[TASK PROMPT]:
Quote every line of the data below as it stands, omitting pictures.

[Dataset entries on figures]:
— Begin —
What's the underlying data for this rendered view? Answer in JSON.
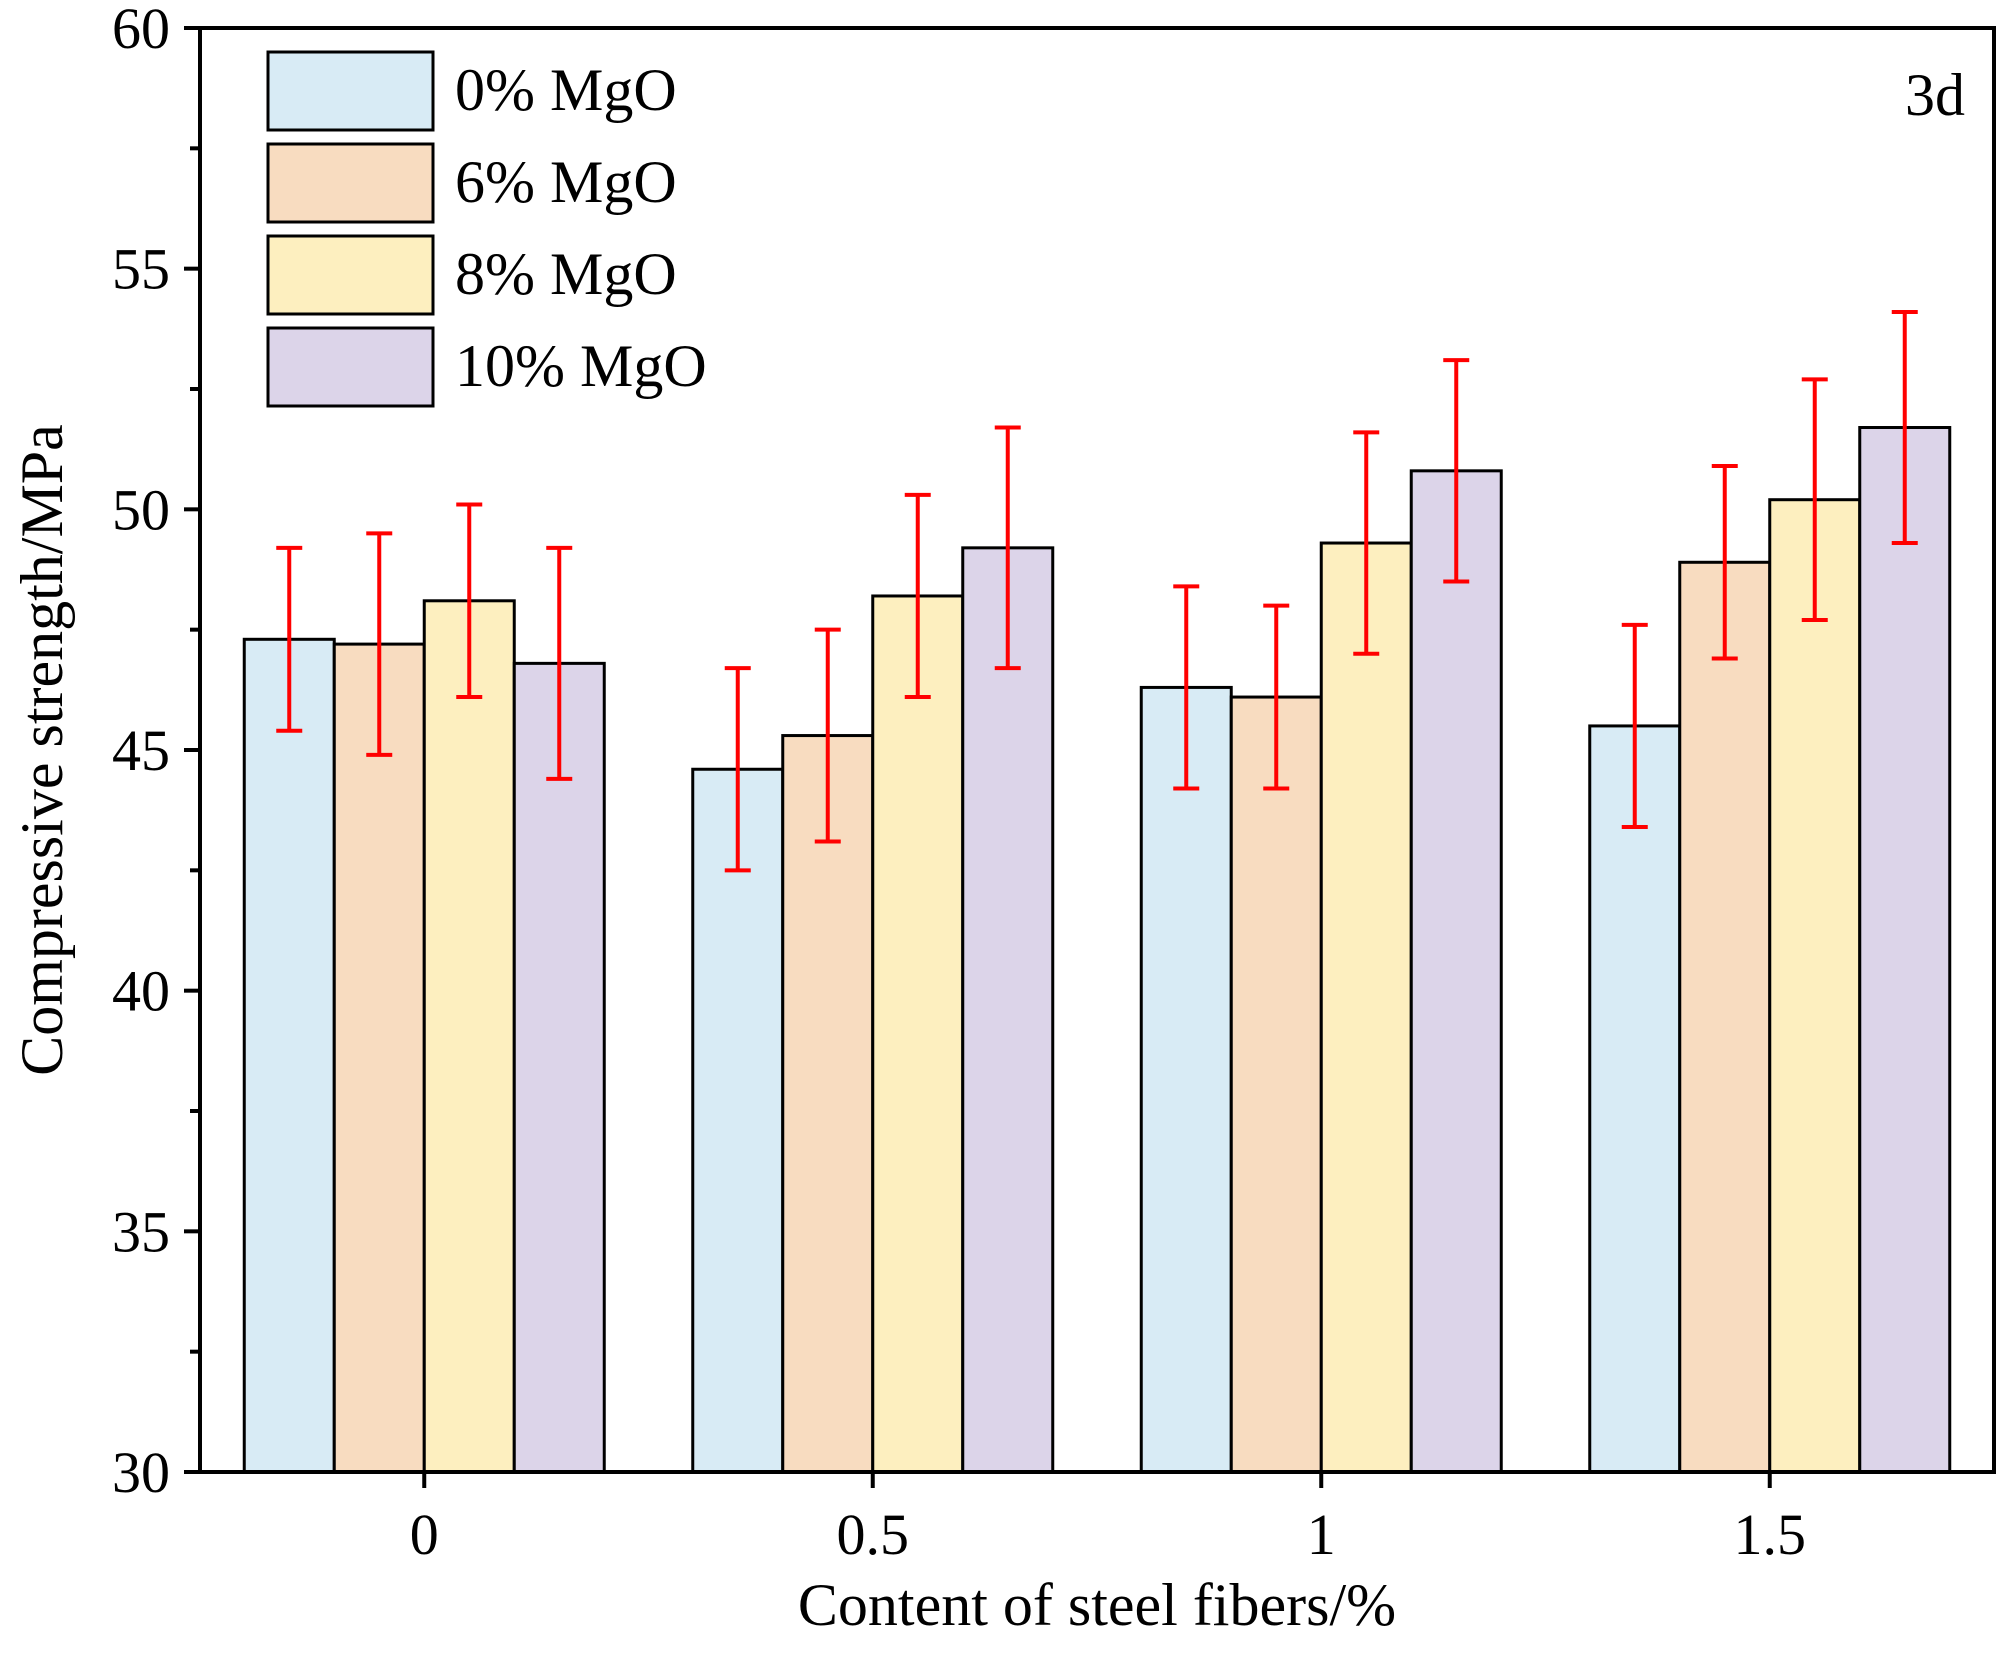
{
  "chart_data": {
    "type": "bar",
    "categories": [
      "0",
      "0.5",
      "1",
      "1.5"
    ],
    "xlabel": "Content of steel fibers/%",
    "ylabel": "Compressive strength/MPa",
    "annotation": "3d",
    "ylim": [
      30,
      60
    ],
    "yticks": [
      30,
      35,
      40,
      45,
      50,
      55,
      60
    ],
    "legend_position": "top-left",
    "error_bar_color": "#ff0000",
    "series": [
      {
        "name": "0% MgO",
        "color": "#d8ebf5",
        "values": [
          47.3,
          44.6,
          46.3,
          45.5
        ],
        "errors": [
          1.9,
          2.1,
          2.1,
          2.1
        ]
      },
      {
        "name": "6% MgO",
        "color": "#f8dcc0",
        "values": [
          47.2,
          45.3,
          46.1,
          48.9
        ],
        "errors": [
          2.3,
          2.2,
          1.9,
          2.0
        ]
      },
      {
        "name": "8% MgO",
        "color": "#fdefbf",
        "values": [
          48.1,
          48.2,
          49.3,
          50.2
        ],
        "errors": [
          2.0,
          2.1,
          2.3,
          2.5
        ]
      },
      {
        "name": "10% MgO",
        "color": "#dcd4e9",
        "values": [
          46.8,
          49.2,
          50.8,
          51.7
        ],
        "errors": [
          2.4,
          2.5,
          2.3,
          2.4
        ]
      }
    ]
  }
}
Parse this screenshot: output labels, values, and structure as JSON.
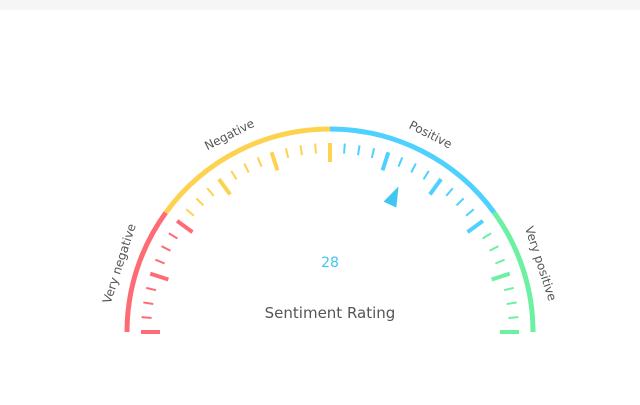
{
  "gauge": {
    "title": "Sentiment Rating",
    "value": 28,
    "min": -100,
    "max": 100,
    "segments": [
      {
        "name": "very-negative",
        "label": "Very negative",
        "from": -100,
        "to": -60,
        "color": "#ff6b75"
      },
      {
        "name": "negative",
        "label": "Negative",
        "from": -60,
        "to": 0,
        "color": "#fcd24f"
      },
      {
        "name": "positive",
        "label": "Positive",
        "from": 0,
        "to": 60,
        "color": "#4fd1ff"
      },
      {
        "name": "very-positive",
        "label": "Very positive",
        "from": 60,
        "to": 100,
        "color": "#6cf0a2"
      }
    ],
    "colors": {
      "value_text": "#41c6f2",
      "title_text": "#555555",
      "label_text": "#555555",
      "pointer": "#41c6f2"
    }
  }
}
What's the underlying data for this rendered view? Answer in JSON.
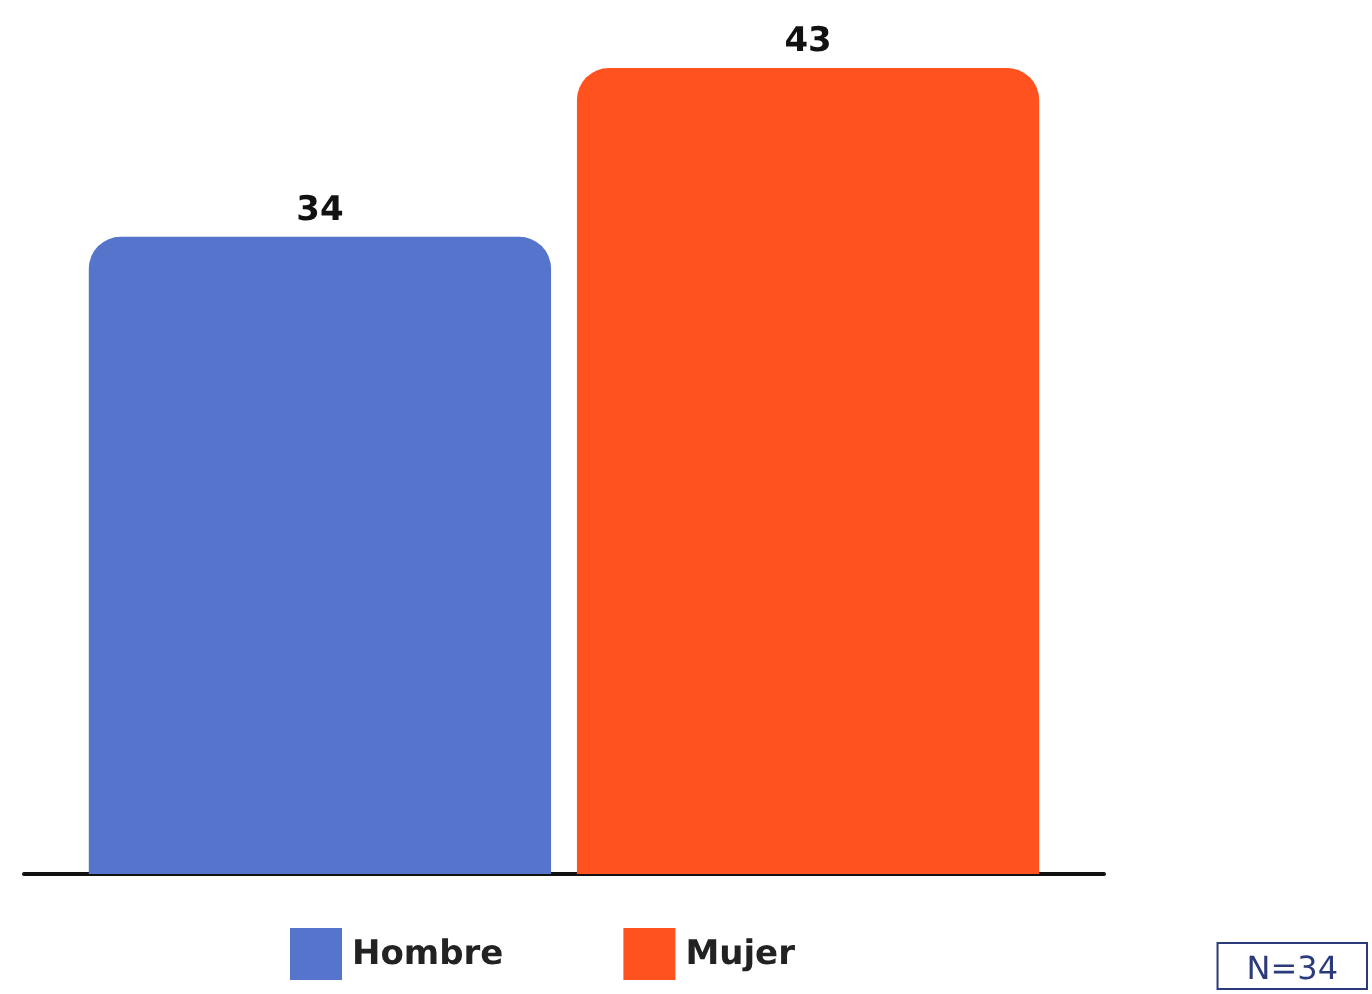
— End —
[ANSWER TO THE TASK]:
What's the underlying data for this rendered view? Answer in JSON.
{
  "chart_data": {
    "type": "bar",
    "categories": [
      "0",
      "0.5",
      "1",
      "1.5"
    ],
    "xlabel": "Content of steel fibers/%",
    "ylabel": "Compressive strength/MPa",
    "annotation": "3d",
    "ylim": [
      30,
      60
    ],
    "yticks": [
      30,
      35,
      40,
      45,
      50,
      55,
      60
    ],
    "legend_position": "top-left",
    "error_bar_color": "#ff0000",
    "series": [
      {
        "name": "0% MgO",
        "color": "#d8ebf5",
        "values": [
          47.3,
          44.6,
          46.3,
          45.5
        ],
        "errors": [
          1.9,
          2.1,
          2.1,
          2.1
        ]
      },
      {
        "name": "6% MgO",
        "color": "#f8dcc0",
        "values": [
          47.2,
          45.3,
          46.1,
          48.9
        ],
        "errors": [
          2.3,
          2.2,
          1.9,
          2.0
        ]
      },
      {
        "name": "8% MgO",
        "color": "#fdefbf",
        "values": [
          48.1,
          48.2,
          49.3,
          50.2
        ],
        "errors": [
          2.0,
          2.1,
          2.3,
          2.5
        ]
      },
      {
        "name": "10% MgO",
        "color": "#dcd4e9",
        "values": [
          46.8,
          49.2,
          50.8,
          51.7
        ],
        "errors": [
          2.4,
          2.5,
          2.3,
          2.4
        ]
      }
    ]
  }
}
Parse this screenshot: output labels, values, and structure as JSON.
{
  "gauge": {
    "title": "Sentiment Rating",
    "value": 28,
    "min": -100,
    "max": 100,
    "segments": [
      {
        "name": "very-negative",
        "label": "Very negative",
        "from": -100,
        "to": -60,
        "color": "#ff6b75"
      },
      {
        "name": "negative",
        "label": "Negative",
        "from": -60,
        "to": 0,
        "color": "#fcd24f"
      },
      {
        "name": "positive",
        "label": "Positive",
        "from": 0,
        "to": 60,
        "color": "#4fd1ff"
      },
      {
        "name": "very-positive",
        "label": "Very positive",
        "from": 60,
        "to": 100,
        "color": "#6cf0a2"
      }
    ],
    "colors": {
      "value_text": "#41c6f2",
      "title_text": "#555555",
      "label_text": "#555555",
      "pointer": "#41c6f2"
    }
  }
}
What's the underlying data for this rendered view? Answer in JSON.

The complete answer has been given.